╔══

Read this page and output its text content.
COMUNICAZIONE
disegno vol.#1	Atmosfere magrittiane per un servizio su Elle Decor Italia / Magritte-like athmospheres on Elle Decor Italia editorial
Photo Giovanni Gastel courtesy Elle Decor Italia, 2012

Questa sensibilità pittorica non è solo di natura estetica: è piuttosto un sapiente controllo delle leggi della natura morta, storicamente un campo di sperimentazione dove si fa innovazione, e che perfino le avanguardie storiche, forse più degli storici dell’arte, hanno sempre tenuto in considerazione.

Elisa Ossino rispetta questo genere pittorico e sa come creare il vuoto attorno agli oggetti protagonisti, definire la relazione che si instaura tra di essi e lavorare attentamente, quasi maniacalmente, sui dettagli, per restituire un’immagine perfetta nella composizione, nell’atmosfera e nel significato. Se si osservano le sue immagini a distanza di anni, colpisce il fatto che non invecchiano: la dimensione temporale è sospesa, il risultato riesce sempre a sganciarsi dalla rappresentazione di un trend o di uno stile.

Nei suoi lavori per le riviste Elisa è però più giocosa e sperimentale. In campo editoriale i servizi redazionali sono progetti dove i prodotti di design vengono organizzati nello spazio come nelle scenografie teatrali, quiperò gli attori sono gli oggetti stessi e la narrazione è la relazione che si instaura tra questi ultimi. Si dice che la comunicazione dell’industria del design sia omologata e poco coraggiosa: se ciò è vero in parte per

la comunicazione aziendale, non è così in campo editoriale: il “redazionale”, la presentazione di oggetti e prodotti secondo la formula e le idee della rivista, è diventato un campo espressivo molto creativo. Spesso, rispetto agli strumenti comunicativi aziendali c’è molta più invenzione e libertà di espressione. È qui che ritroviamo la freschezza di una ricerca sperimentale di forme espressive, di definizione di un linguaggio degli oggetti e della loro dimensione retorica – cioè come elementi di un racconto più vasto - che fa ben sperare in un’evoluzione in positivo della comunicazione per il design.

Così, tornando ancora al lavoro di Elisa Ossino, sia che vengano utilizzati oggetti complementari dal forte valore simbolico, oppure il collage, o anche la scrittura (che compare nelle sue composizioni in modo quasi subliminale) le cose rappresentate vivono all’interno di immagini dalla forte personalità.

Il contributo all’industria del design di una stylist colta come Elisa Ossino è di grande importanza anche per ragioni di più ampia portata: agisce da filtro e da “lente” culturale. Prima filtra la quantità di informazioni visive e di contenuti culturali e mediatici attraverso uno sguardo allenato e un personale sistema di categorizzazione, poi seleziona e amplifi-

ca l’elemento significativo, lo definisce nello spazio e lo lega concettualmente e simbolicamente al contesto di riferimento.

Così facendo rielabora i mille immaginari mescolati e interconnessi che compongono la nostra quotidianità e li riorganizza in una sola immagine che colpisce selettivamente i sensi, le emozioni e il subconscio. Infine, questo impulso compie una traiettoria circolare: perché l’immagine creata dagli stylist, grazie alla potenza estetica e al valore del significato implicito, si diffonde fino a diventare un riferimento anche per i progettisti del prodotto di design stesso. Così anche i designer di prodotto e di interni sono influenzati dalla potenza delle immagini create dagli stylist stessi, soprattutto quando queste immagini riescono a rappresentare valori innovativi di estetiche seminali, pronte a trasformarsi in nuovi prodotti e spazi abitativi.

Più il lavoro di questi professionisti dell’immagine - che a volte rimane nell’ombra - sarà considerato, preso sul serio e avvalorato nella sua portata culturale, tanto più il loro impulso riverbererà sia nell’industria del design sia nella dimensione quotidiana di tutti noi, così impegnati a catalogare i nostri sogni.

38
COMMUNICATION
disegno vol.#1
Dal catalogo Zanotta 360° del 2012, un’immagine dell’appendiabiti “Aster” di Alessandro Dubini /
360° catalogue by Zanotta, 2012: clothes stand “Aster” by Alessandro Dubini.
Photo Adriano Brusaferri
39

╚══

Return every line exactly.

Correct answer:
Read this page and output its text content.
COMUNICAZIONE
disegno vol.#1	Atmosfere magrittiane per un servizio su Elle Decor Italia / Magritte-like athmospheres on Elle Decor Italia editorial
Photo Giovanni Gastel courtesy Elle Decor Italia, 2012

Questa sensibilità pittorica non è solo di natura estetica: è piuttosto un sapiente controllo delle leggi della natura morta, storicamente un campo di sperimentazione dove si fa innovazione, e che perfino le avanguardie storiche, forse più degli storici dell’arte, hanno sempre tenuto in considerazione.

Elisa Ossino rispetta questo genere pittorico e sa come creare il vuoto attorno agli oggetti protagonisti, definire la relazione che si instaura tra di essi e lavorare attentamente, quasi maniacalmente, sui dettagli, per restituire un’immagine perfetta nella composizione, nell’atmosfera e nel significato. Se si osservano le sue immagini a distanza di anni, colpisce il fatto che non invecchiano: la dimensione temporale è sospesa, il risultato riesce sempre a sganciarsi dalla rappresentazione di un trend o di uno stile.

Nei suoi lavori per le riviste Elisa è però più giocosa e sperimentale. In campo editoriale i servizi redazionali sono progetti dove i prodotti di design vengono organizzati nello spazio come nelle scenografie teatrali, quiperò gli attori sono gli oggetti stessi e la narrazione è la relazione che si instaura tra questi ultimi. Si dice che la comunicazione dell’industria del design sia omologata e poco coraggiosa: se ciò è vero in parte per

la comunicazione aziendale, non è così in campo editoriale: il “redazionale”, la presentazione di oggetti e prodotti secondo la formula e le idee della rivista, è diventato un campo espressivo molto creativo. Spesso, rispetto agli strumenti comunicativi aziendali c’è molta più invenzione e libertà di espressione. È qui che ritroviamo la freschezza di una ricerca sperimentale di forme espressive, di definizione di un linguaggio degli oggetti e della loro dimensione retorica – cioè come elementi di un racconto più vasto - che fa ben sperare in un’evoluzione in positivo della comunicazione per il design.

Così, tornando ancora al lavoro di Elisa Ossino, sia che vengano utilizzati oggetti complementari dal forte valore simbolico, oppure il collage, o anche la scrittura (che compare nelle sue composizioni in modo quasi subliminale) le cose rappresentate vivono all’interno di immagini dalla forte personalità.

Il contributo all’industria del design di una stylist colta come Elisa Ossino è di grande importanza anche per ragioni di più ampia portata: agisce da filtro e da “lente” culturale. Prima filtra la quantità di informazioni visive e di contenuti culturali e mediatici attraverso uno sguardo allenato e un personale sistema di categorizzazione, poi seleziona e amplifi-

ca l’elemento significativo, lo definisce nello spazio e lo lega concettualmente e simbolicamente al contesto di riferimento.

Così facendo rielabora i mille immaginari mescolati e interconnessi che compongono la nostra quotidianità e li riorganizza in una sola immagine che colpisce selettivamente i sensi, le emozioni e il subconscio. Infine, questo impulso compie una traiettoria circolare: perché l’immagine creata dagli stylist, grazie alla potenza estetica e al valore del significato implicito, si diffonde fino a diventare un riferimento anche per i progettisti del prodotto di design stesso. Così anche i designer di prodotto e di interni sono influenzati dalla potenza delle immagini create dagli stylist stessi, soprattutto quando queste immagini riescono a rappresentare valori innovativi di estetiche seminali, pronte a trasformarsi in nuovi prodotti e spazi abitativi.

Più il lavoro di questi professionisti dell’immagine - che a volte rimane nell’ombra - sarà considerato, preso sul serio e avvalorato nella sua portata culturale, tanto più il loro impulso riverbererà sia nell’industria del design sia nella dimensione quotidiana di tutti noi, così impegnati a catalogare i nostri sogni.

38
COMMUNICATION
disegno vol.#1
Dal catalogo Zanotta 360° del 2012, un’immagine dell’appendiabiti “Aster” di Alessandro Dubini /
360° catalogue by Zanotta, 2012: clothes stand “Aster” by Alessandro Dubini.
Photo Adriano Brusaferri
39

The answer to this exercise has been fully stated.